▸ Problem to solve
Keep the pictures out of the copy and print all the entries below exactly.

§

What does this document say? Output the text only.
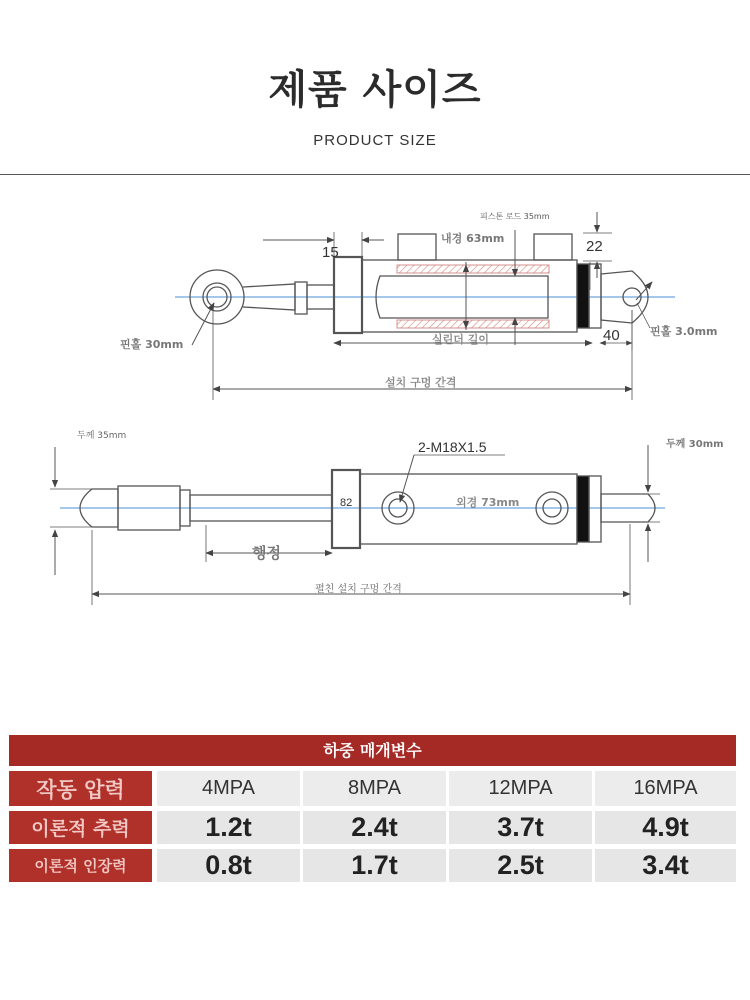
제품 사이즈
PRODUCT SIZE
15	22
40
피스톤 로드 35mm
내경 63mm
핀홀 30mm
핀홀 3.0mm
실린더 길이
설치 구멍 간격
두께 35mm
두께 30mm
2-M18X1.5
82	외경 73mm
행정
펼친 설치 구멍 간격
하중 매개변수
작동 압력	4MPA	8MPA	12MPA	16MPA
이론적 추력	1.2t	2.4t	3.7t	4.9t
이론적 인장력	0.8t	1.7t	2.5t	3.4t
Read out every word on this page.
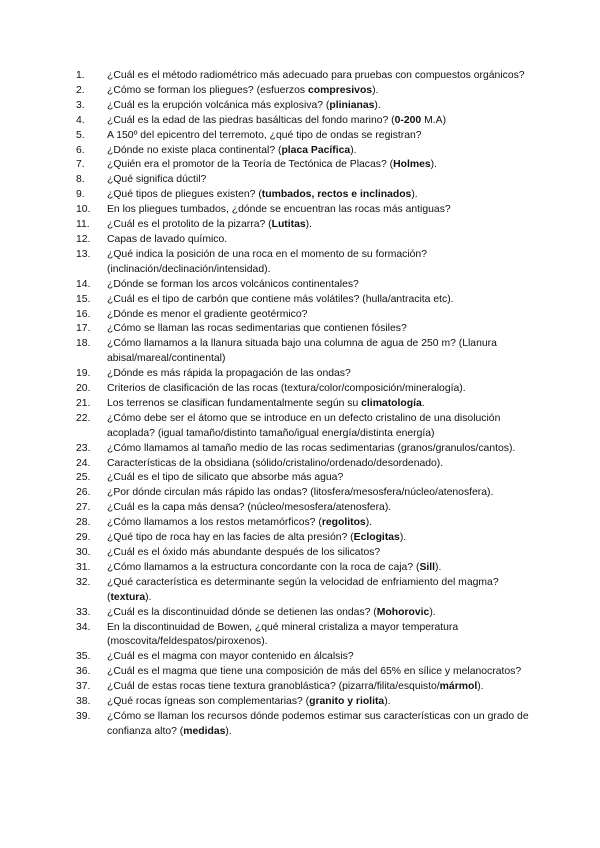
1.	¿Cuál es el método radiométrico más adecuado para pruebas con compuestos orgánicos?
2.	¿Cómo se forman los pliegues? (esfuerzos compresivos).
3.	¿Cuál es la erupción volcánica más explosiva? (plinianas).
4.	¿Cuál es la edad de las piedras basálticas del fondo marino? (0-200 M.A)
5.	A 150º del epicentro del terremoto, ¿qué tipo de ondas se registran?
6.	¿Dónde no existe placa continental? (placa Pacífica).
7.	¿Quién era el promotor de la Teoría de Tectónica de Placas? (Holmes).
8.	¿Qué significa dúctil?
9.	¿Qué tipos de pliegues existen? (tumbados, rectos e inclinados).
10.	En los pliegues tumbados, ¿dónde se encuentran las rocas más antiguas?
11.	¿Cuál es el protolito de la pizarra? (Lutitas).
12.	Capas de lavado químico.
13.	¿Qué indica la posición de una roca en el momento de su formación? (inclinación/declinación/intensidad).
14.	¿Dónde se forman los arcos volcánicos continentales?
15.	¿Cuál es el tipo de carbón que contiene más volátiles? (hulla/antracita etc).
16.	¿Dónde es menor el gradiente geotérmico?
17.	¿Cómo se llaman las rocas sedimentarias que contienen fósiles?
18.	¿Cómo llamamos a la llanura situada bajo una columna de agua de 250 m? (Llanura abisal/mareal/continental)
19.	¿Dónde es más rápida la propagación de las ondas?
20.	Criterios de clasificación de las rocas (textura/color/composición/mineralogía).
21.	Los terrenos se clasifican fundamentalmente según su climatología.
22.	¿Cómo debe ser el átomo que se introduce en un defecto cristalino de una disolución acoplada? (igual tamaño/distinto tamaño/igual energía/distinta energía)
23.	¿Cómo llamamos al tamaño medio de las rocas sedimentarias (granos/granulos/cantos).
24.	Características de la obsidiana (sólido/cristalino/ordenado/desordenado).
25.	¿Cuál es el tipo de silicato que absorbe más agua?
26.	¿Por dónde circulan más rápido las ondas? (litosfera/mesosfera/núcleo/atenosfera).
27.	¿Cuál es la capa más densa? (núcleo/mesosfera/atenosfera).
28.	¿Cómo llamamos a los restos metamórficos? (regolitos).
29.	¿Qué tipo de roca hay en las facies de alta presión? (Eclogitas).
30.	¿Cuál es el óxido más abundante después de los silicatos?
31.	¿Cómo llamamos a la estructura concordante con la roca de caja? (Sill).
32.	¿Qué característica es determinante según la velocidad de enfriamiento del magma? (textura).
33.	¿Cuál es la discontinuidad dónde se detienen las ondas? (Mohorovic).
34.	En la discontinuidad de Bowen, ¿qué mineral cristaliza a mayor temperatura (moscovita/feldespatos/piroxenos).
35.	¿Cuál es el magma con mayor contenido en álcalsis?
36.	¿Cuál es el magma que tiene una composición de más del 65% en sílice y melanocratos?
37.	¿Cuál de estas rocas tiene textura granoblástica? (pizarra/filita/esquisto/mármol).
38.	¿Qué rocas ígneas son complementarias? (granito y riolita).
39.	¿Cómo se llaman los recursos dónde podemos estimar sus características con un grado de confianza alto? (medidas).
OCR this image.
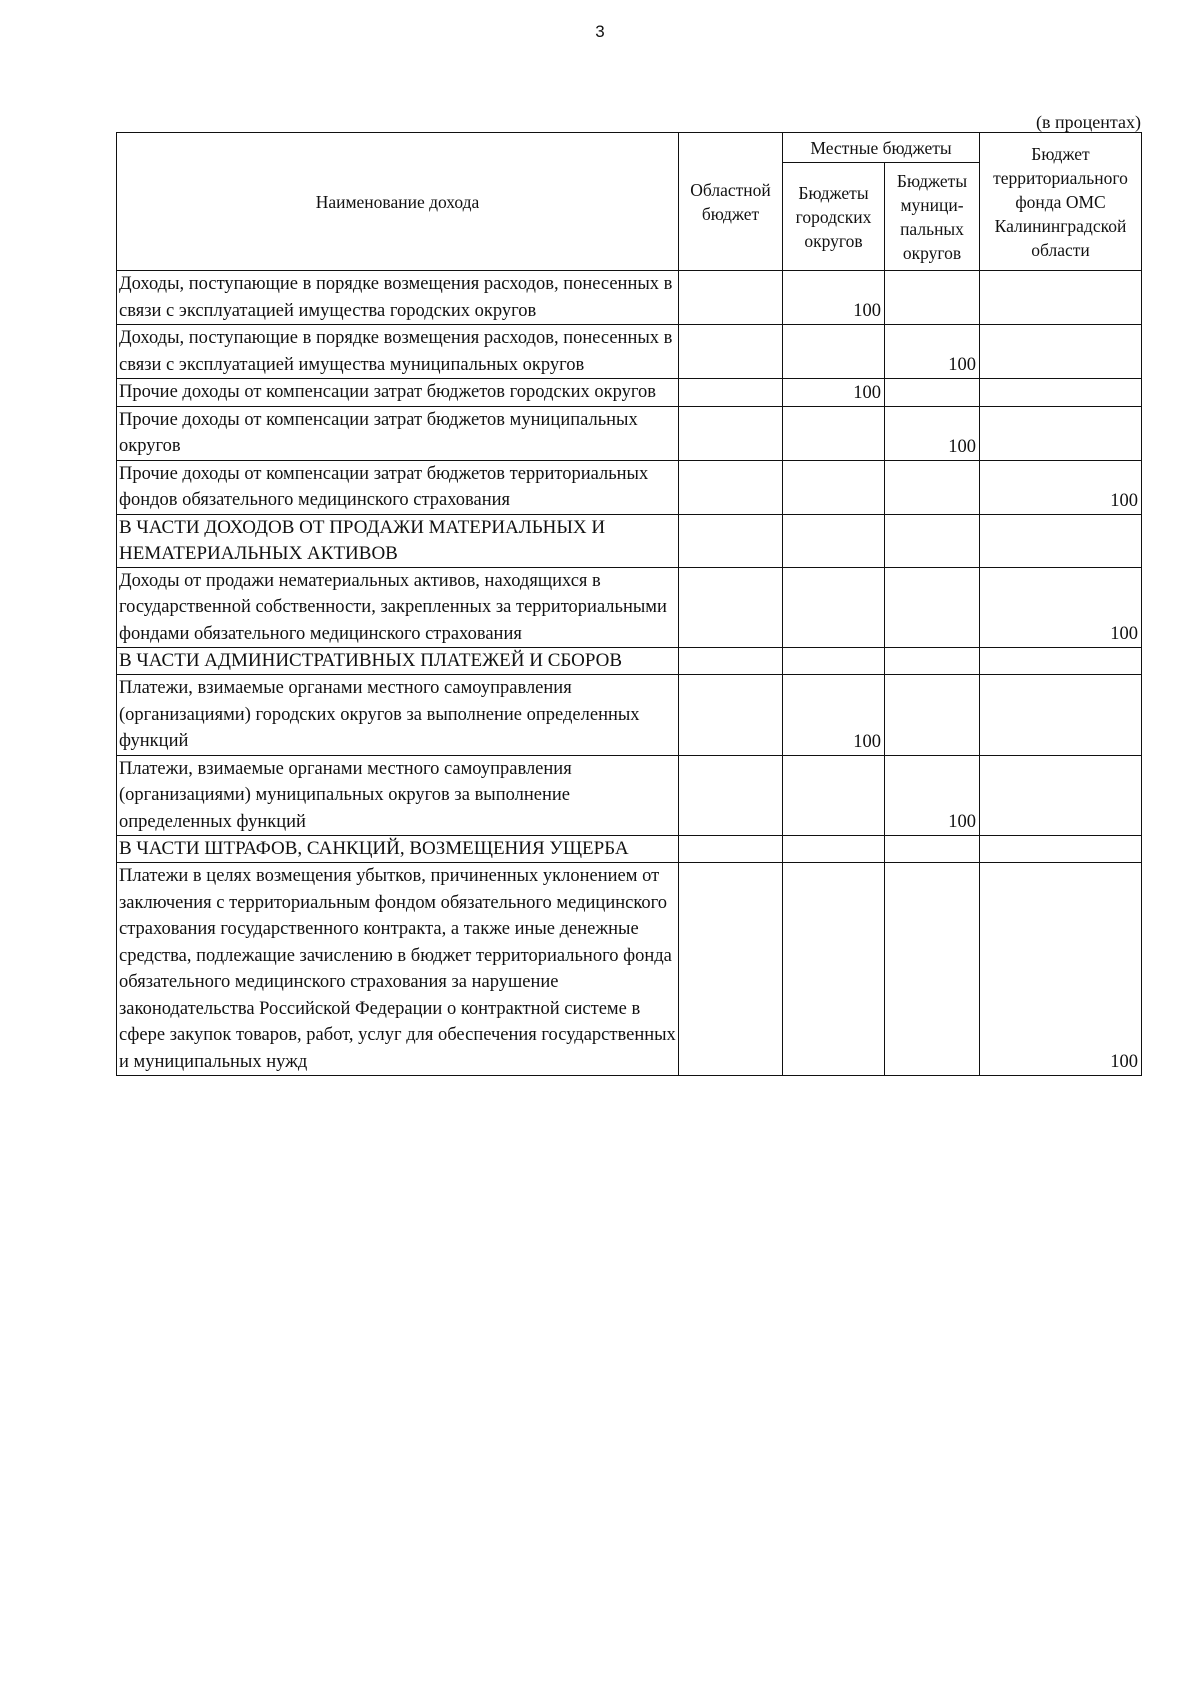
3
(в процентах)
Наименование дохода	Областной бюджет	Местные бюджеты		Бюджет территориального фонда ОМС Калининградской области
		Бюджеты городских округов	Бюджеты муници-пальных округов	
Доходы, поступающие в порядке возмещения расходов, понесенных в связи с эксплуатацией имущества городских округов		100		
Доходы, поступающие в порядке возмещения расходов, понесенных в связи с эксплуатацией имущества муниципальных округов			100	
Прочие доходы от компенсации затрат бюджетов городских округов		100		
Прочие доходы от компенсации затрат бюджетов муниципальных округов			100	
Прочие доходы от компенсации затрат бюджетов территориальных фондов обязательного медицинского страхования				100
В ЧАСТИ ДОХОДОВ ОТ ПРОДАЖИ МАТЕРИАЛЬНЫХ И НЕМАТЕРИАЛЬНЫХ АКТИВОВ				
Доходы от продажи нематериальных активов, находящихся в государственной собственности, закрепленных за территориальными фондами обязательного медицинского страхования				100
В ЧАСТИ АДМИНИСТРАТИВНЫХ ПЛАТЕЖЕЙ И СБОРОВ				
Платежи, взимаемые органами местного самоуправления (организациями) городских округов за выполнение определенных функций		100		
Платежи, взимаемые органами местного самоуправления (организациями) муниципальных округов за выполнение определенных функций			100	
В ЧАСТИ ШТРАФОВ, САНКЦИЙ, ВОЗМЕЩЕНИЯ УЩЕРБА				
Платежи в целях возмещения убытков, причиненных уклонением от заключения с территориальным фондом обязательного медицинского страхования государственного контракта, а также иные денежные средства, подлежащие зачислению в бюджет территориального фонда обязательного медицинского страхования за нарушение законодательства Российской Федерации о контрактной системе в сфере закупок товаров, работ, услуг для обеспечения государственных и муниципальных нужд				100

§

▸ Response to this exercise
What does this document say? Output the text only.
제품 사이즈
PRODUCT SIZE
15	22
40
피스톤 로드 35mm
내경 63mm
핀홀 30mm
핀홀 3.0mm
실린더 길이
설치 구멍 간격
두께 35mm
두께 30mm
2-M18X1.5
82	외경 73mm
행정
펼친 설치 구멍 간격
하중 매개변수
작동 압력	4MPA	8MPA	12MPA	16MPA
이론적 추력	1.2t	2.4t	3.7t	4.9t
이론적 인장력	0.8t	1.7t	2.5t	3.4t
Read out every word on this page.
1.	¿Cuál es el método radiométrico más adecuado para pruebas con compuestos orgánicos?
2.	¿Cómo se forman los pliegues? (esfuerzos compresivos).
3.	¿Cuál es la erupción volcánica más explosiva? (plinianas).
4.	¿Cuál es la edad de las piedras basálticas del fondo marino? (0-200 M.A)
5.	A 150º del epicentro del terremoto, ¿qué tipo de ondas se registran?
6.	¿Dónde no existe placa continental? (placa Pacífica).
7.	¿Quién era el promotor de la Teoría de Tectónica de Placas? (Holmes).
8.	¿Qué significa dúctil?
9.	¿Qué tipos de pliegues existen? (tumbados, rectos e inclinados).
10.	En los pliegues tumbados, ¿dónde se encuentran las rocas más antiguas?
11.	¿Cuál es el protolito de la pizarra? (Lutitas).
12.	Capas de lavado químico.
13.	¿Qué indica la posición de una roca en el momento de su formación? (inclinación/declinación/intensidad).
14.	¿Dónde se forman los arcos volcánicos continentales?
15.	¿Cuál es el tipo de carbón que contiene más volátiles? (hulla/antracita etc).
16.	¿Dónde es menor el gradiente geotérmico?
17.	¿Cómo se llaman las rocas sedimentarias que contienen fósiles?
18.	¿Cómo llamamos a la llanura situada bajo una columna de agua de 250 m? (Llanura abisal/mareal/continental)
19.	¿Dónde es más rápida la propagación de las ondas?
20.	Criterios de clasificación de las rocas (textura/color/composición/mineralogía).
21.	Los terrenos se clasifican fundamentalmente según su climatología.
22.	¿Cómo debe ser el átomo que se introduce en un defecto cristalino de una disolución acoplada? (igual tamaño/distinto tamaño/igual energía/distinta energía)
23.	¿Cómo llamamos al tamaño medio de las rocas sedimentarias (granos/granulos/cantos).
24.	Características de la obsidiana (sólido/cristalino/ordenado/desordenado).
25.	¿Cuál es el tipo de silicato que absorbe más agua?
26.	¿Por dónde circulan más rápido las ondas? (litosfera/mesosfera/núcleo/atenosfera).
27.	¿Cuál es la capa más densa? (núcleo/mesosfera/atenosfera).
28.	¿Cómo llamamos a los restos metamórficos? (regolitos).
29.	¿Qué tipo de roca hay en las facies de alta presión? (Eclogitas).
30.	¿Cuál es el óxido más abundante después de los silicatos?
31.	¿Cómo llamamos a la estructura concordante con la roca de caja? (Sill).
32.	¿Qué característica es determinante según la velocidad de enfriamiento del magma? (textura).
33.	¿Cuál es la discontinuidad dónde se detienen las ondas? (Mohorovic).
34.	En la discontinuidad de Bowen, ¿qué mineral cristaliza a mayor temperatura (moscovita/feldespatos/piroxenos).
35.	¿Cuál es el magma con mayor contenido en álcalsis?
36.	¿Cuál es el magma que tiene una composición de más del 65% en sílice y melanocratos?
37.	¿Cuál de estas rocas tiene textura granoblástica? (pizarra/filita/esquisto/mármol).
38.	¿Qué rocas ígneas son complementarias? (granito y riolita).
39.	¿Cómo se llaman los recursos dónde podemos estimar sus características con un grado de confianza alto? (medidas).
OCR this image.
3
(в процентах)
Наименование дохода	Областной бюджет	Местные бюджеты		Бюджет территориального фонда ОМС Калининградской области
		Бюджеты городских округов	Бюджеты муници-пальных округов	
Доходы, поступающие в порядке возмещения расходов, понесенных в связи с эксплуатацией имущества городских округов		100		
Доходы, поступающие в порядке возмещения расходов, понесенных в связи с эксплуатацией имущества муниципальных округов			100	
Прочие доходы от компенсации затрат бюджетов городских округов		100		
Прочие доходы от компенсации затрат бюджетов муниципальных округов			100	
Прочие доходы от компенсации затрат бюджетов территориальных фондов обязательного медицинского страхования				100
В ЧАСТИ ДОХОДОВ ОТ ПРОДАЖИ МАТЕРИАЛЬНЫХ И НЕМАТЕРИАЛЬНЫХ АКТИВОВ				
Доходы от продажи нематериальных активов, находящихся в государственной собственности, закрепленных за территориальными фондами обязательного медицинского страхования				100
В ЧАСТИ АДМИНИСТРАТИВНЫХ ПЛАТЕЖЕЙ И СБОРОВ				
Платежи, взимаемые органами местного самоуправления (организациями) городских округов за выполнение определенных функций		100		
Платежи, взимаемые органами местного самоуправления (организациями) муниципальных округов за выполнение определенных функций			100	
В ЧАСТИ ШТРАФОВ, САНКЦИЙ, ВОЗМЕЩЕНИЯ УЩЕРБА				
Платежи в целях возмещения убытков, причиненных уклонением от заключения с территориальным фондом обязательного медицинского страхования государственного контракта, а также иные денежные средства, подлежащие зачислению в бюджет территориального фонда обязательного медицинского страхования за нарушение законодательства Российской Федерации о контрактной системе в сфере закупок товаров, работ, услуг для обеспечения государственных и муниципальных нужд				100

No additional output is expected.